◆ **WHAT TO DO**
Each line containing the word "this" must be collected.

"""

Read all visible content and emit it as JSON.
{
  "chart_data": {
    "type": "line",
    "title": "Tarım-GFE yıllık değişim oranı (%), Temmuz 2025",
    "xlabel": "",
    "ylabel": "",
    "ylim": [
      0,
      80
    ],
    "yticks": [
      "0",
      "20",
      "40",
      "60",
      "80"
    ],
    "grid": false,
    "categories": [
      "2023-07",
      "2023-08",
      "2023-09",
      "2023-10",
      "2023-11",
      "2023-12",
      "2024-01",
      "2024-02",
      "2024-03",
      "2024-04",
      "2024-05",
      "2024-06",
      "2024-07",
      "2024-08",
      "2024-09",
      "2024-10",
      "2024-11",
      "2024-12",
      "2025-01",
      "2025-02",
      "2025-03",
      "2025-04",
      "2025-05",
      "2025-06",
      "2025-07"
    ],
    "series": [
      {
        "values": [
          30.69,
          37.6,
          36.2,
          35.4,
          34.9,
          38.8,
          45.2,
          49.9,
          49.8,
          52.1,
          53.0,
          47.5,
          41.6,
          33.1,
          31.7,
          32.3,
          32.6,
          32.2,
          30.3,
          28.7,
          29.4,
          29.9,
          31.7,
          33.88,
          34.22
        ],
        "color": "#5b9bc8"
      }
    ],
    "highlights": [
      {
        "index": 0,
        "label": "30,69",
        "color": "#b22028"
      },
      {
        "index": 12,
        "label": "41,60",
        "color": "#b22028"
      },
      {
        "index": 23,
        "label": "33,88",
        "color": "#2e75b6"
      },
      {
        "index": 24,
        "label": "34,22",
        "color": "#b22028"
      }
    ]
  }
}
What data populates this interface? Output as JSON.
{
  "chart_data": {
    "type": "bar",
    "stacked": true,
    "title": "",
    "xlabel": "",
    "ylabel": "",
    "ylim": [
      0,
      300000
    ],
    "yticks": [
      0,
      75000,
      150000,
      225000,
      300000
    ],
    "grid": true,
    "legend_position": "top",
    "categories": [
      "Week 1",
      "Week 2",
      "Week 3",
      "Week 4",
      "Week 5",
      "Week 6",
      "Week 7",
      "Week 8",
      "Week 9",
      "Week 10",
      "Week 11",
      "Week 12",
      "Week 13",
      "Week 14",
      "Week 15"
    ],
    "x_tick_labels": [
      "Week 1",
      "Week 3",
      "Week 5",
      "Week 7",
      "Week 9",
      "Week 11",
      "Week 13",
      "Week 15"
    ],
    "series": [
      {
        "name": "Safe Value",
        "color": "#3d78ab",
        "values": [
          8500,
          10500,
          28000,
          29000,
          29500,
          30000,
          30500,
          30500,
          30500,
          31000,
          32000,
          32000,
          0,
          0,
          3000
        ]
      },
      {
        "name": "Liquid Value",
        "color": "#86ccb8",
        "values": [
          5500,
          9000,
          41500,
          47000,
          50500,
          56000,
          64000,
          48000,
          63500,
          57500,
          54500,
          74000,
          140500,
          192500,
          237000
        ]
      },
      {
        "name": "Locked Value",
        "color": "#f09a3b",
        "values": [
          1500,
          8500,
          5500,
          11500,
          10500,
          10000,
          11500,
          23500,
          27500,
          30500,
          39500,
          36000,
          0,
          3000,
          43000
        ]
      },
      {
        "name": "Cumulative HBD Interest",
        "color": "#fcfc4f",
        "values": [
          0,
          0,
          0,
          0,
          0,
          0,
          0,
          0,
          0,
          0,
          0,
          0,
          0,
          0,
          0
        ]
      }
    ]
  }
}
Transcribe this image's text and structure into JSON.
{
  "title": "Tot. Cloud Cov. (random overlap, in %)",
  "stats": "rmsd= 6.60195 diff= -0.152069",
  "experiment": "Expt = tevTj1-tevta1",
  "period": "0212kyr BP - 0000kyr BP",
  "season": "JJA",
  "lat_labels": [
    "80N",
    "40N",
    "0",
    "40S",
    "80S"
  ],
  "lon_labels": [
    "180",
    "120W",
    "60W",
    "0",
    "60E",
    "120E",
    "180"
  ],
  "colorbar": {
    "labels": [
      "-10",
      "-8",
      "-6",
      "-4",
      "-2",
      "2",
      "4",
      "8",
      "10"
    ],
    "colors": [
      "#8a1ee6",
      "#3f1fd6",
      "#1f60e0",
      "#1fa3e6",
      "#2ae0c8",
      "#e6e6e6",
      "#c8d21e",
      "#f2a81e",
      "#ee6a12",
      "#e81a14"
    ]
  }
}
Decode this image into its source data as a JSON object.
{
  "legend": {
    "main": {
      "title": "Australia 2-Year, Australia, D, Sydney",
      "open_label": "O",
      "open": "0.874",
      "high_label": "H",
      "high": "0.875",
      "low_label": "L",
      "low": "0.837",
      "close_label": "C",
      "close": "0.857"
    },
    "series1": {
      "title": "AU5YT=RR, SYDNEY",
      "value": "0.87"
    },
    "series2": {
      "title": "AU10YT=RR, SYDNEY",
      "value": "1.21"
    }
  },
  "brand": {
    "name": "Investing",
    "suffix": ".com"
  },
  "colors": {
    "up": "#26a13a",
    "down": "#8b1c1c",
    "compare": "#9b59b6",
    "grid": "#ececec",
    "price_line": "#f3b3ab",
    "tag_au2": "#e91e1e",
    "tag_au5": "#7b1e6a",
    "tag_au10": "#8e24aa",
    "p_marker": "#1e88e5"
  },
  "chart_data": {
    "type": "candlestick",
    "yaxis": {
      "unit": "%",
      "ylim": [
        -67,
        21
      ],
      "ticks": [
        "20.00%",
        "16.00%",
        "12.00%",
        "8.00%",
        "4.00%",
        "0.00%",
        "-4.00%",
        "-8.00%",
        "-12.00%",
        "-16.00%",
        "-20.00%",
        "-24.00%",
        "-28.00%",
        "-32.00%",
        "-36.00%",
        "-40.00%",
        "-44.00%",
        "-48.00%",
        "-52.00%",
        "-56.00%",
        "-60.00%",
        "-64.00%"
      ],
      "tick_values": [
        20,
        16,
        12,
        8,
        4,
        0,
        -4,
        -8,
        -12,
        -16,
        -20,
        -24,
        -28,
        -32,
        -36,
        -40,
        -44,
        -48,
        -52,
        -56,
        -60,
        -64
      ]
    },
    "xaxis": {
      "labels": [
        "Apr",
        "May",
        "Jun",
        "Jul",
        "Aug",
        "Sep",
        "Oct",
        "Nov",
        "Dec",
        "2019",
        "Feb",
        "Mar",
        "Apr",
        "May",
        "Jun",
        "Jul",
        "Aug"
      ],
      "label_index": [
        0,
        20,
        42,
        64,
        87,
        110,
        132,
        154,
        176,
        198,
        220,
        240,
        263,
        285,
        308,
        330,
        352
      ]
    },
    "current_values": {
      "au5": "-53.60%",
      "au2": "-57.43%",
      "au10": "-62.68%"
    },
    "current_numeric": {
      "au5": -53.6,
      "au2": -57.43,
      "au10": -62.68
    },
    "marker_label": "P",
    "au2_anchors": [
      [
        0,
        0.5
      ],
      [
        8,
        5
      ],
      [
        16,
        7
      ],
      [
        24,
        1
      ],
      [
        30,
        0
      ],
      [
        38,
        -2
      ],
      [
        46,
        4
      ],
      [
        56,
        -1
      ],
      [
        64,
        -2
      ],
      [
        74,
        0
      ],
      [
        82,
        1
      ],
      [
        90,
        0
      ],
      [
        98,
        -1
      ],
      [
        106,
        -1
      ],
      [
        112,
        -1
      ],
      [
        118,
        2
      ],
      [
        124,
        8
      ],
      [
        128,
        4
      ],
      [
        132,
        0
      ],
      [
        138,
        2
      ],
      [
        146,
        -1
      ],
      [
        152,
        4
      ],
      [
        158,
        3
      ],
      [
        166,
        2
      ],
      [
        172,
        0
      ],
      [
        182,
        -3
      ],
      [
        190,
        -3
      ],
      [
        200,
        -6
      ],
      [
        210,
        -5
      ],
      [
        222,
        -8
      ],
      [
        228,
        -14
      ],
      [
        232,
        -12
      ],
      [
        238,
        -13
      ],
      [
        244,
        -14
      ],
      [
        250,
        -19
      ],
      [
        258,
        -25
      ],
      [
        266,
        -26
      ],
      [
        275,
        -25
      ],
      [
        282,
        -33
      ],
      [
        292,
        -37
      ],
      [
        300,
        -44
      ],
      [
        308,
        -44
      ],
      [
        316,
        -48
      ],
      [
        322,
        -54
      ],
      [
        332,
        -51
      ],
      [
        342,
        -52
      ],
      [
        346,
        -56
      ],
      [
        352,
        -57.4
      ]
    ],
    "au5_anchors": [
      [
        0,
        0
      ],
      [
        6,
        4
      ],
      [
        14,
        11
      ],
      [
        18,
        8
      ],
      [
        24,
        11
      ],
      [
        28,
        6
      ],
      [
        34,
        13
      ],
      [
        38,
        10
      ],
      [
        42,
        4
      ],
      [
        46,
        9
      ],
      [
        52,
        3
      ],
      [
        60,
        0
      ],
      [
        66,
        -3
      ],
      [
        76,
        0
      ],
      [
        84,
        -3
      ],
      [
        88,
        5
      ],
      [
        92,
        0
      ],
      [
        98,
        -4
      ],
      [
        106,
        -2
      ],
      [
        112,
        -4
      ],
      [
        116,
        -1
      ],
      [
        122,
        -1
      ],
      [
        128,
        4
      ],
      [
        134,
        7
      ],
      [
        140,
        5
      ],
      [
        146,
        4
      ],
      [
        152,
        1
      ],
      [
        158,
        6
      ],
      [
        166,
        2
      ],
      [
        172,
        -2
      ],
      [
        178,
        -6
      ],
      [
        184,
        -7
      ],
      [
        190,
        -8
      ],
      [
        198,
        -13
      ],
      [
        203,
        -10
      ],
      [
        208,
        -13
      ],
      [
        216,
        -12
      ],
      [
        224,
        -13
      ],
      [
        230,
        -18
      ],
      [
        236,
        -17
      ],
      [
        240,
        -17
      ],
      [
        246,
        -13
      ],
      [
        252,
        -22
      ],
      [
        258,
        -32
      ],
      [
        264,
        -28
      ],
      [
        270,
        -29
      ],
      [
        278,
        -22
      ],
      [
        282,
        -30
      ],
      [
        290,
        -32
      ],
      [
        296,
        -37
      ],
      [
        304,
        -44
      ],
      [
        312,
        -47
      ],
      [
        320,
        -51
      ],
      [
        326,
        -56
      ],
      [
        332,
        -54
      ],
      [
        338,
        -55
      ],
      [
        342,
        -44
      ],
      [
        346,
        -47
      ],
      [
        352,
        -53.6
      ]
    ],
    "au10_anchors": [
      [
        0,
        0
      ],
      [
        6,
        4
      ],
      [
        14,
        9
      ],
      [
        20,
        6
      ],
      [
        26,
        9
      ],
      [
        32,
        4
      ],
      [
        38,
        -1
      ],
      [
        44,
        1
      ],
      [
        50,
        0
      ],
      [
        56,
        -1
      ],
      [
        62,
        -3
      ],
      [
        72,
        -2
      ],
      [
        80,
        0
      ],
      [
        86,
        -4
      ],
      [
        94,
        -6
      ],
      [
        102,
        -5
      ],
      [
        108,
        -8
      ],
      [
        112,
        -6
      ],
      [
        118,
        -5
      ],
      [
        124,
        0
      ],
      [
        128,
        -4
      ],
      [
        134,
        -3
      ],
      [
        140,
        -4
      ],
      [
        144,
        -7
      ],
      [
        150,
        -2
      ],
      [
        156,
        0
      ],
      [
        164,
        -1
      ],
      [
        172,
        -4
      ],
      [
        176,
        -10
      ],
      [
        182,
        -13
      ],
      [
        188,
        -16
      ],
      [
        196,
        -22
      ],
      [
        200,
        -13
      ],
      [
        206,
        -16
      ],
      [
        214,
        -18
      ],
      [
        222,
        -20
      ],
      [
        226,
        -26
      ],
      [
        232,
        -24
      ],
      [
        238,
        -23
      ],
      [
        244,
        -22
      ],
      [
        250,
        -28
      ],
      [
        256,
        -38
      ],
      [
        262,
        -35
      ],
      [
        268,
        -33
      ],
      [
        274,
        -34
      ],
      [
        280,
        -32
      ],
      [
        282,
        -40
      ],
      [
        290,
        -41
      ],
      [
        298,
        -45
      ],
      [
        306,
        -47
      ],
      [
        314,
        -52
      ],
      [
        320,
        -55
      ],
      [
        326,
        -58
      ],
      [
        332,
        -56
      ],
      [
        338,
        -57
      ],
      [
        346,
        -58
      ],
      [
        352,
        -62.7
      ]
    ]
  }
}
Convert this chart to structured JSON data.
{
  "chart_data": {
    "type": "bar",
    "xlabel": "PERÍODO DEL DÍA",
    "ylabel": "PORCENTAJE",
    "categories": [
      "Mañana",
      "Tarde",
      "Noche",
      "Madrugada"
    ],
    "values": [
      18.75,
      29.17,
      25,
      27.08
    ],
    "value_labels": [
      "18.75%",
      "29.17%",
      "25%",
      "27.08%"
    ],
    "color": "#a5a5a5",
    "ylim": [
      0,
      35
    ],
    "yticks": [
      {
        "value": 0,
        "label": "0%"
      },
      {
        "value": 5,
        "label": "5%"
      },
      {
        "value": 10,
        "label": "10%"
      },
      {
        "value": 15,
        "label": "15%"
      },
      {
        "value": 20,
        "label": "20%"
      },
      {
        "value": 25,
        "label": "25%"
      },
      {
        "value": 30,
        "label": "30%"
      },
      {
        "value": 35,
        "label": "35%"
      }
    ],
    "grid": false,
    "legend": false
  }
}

"""

◆ **TASK RESULT**
What data populates this interface? Output as JSON.
Transcribe this image's text and structure into JSON.
Decode this image into its source data as a JSON object.
Convert this chart to structured JSON data.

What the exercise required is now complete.